§ **WRITTEN PROBLEM**
Every line containing the word "over" needs to be found and copied.

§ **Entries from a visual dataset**
◆ ◆ ◆ ◆ ◆ ◆ ◆
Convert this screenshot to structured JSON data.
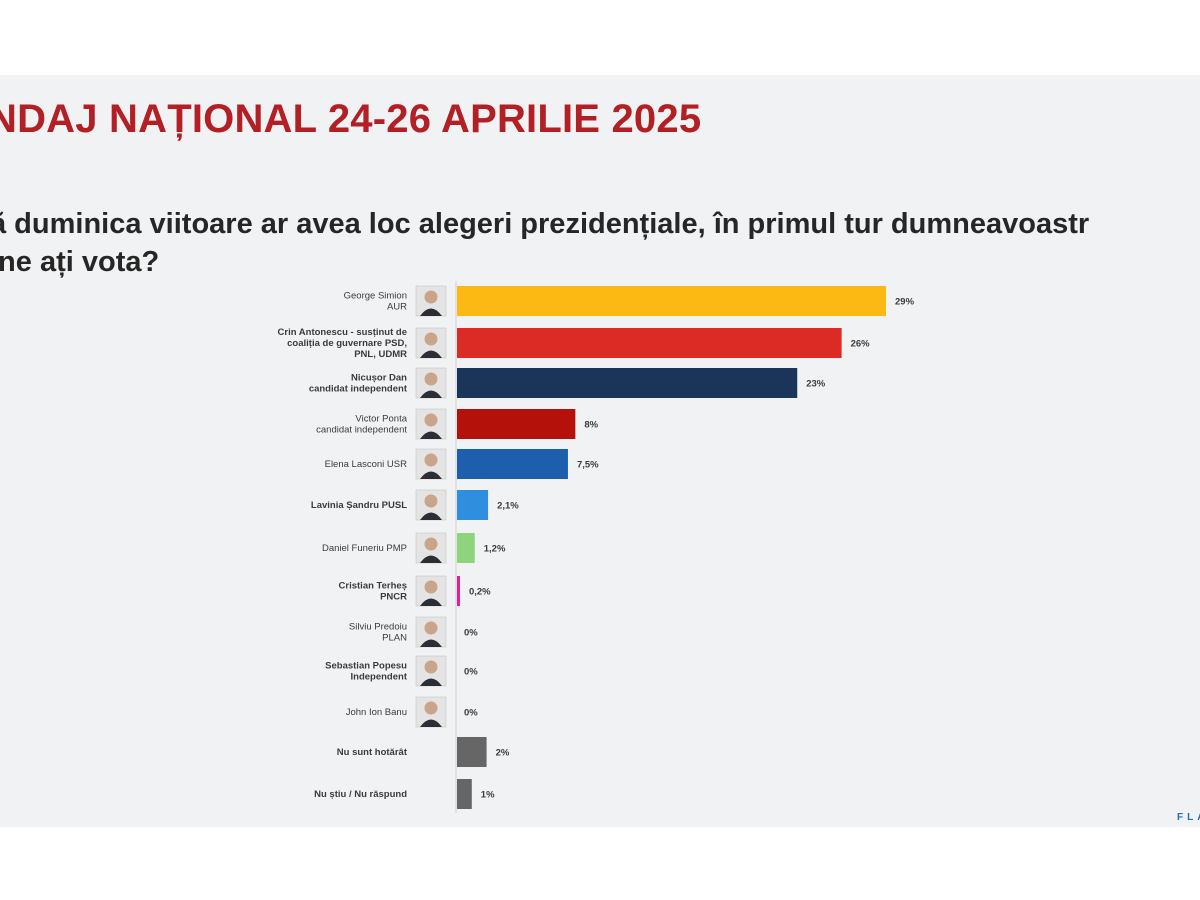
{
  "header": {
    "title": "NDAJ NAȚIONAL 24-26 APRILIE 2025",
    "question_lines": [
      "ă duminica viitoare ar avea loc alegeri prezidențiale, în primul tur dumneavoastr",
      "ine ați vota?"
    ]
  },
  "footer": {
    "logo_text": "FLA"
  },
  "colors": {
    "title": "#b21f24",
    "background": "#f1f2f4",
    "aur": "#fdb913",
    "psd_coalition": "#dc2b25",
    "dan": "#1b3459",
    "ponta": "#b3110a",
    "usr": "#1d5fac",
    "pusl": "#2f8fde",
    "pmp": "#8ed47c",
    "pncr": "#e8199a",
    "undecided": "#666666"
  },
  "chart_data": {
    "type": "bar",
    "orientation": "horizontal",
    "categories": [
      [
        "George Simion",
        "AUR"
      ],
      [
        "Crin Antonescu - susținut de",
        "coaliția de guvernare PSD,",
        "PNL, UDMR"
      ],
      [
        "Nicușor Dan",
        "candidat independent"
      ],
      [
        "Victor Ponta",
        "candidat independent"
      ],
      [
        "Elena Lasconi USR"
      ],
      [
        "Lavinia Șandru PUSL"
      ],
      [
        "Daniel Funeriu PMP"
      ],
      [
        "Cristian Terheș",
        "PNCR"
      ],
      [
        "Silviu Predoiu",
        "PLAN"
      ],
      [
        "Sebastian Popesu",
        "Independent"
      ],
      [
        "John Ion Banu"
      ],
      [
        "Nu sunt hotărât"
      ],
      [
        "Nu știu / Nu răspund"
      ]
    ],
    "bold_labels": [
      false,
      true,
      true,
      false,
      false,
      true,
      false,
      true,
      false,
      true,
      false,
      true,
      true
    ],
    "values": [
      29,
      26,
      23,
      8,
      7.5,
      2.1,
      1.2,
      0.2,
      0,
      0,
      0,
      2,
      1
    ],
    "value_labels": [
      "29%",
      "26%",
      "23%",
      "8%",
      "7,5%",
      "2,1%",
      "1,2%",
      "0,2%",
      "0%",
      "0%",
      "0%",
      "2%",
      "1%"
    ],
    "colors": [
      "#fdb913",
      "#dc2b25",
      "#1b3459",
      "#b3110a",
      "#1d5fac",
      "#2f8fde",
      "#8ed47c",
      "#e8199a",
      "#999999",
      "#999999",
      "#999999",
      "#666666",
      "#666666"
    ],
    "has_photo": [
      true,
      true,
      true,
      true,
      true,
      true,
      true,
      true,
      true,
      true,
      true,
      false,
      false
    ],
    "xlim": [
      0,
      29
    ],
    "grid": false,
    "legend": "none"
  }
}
◆ ◆ ◆ ◆ ◆ ◆ ◆
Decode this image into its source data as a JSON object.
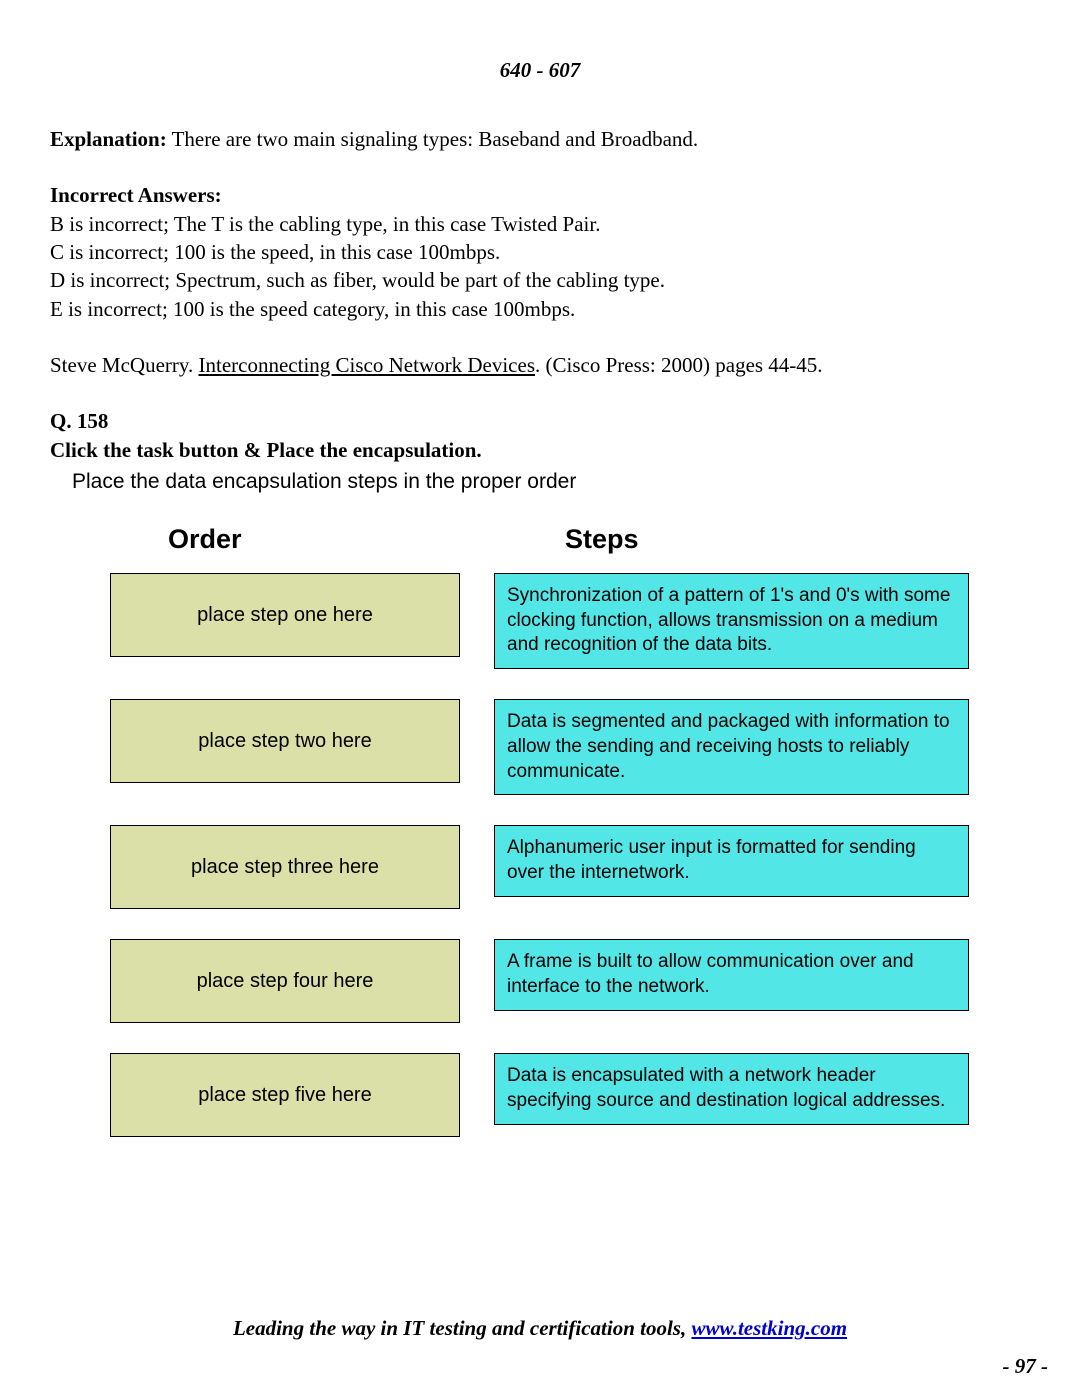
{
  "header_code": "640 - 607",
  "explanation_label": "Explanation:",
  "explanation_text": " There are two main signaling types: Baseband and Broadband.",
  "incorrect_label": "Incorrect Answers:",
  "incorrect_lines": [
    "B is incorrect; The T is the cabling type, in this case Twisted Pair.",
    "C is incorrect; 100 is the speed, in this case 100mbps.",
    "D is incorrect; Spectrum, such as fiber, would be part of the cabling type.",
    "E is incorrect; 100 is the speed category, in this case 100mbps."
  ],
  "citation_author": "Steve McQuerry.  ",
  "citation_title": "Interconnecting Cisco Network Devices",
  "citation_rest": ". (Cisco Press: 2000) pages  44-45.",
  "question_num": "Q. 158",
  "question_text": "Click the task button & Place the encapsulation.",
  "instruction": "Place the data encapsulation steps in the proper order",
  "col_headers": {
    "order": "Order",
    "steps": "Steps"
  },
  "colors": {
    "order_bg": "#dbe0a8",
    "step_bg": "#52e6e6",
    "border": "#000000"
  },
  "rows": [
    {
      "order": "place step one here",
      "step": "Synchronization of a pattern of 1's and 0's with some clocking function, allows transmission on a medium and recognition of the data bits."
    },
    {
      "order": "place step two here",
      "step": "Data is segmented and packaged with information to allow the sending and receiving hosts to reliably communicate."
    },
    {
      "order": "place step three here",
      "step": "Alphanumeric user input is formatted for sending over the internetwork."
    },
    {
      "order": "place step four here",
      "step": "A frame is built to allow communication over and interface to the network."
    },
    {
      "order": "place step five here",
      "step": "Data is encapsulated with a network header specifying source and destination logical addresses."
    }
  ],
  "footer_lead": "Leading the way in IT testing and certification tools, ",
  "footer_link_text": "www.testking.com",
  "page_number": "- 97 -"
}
◆ ◆ ◆ ◆ ◆ ◆ ◆
§ **COMPLETE RESPONSE**
      "step": "Alphanumeric user input is formatted for sending over the internetwork."
      "step": "A frame is built to allow communication over and interface to the network."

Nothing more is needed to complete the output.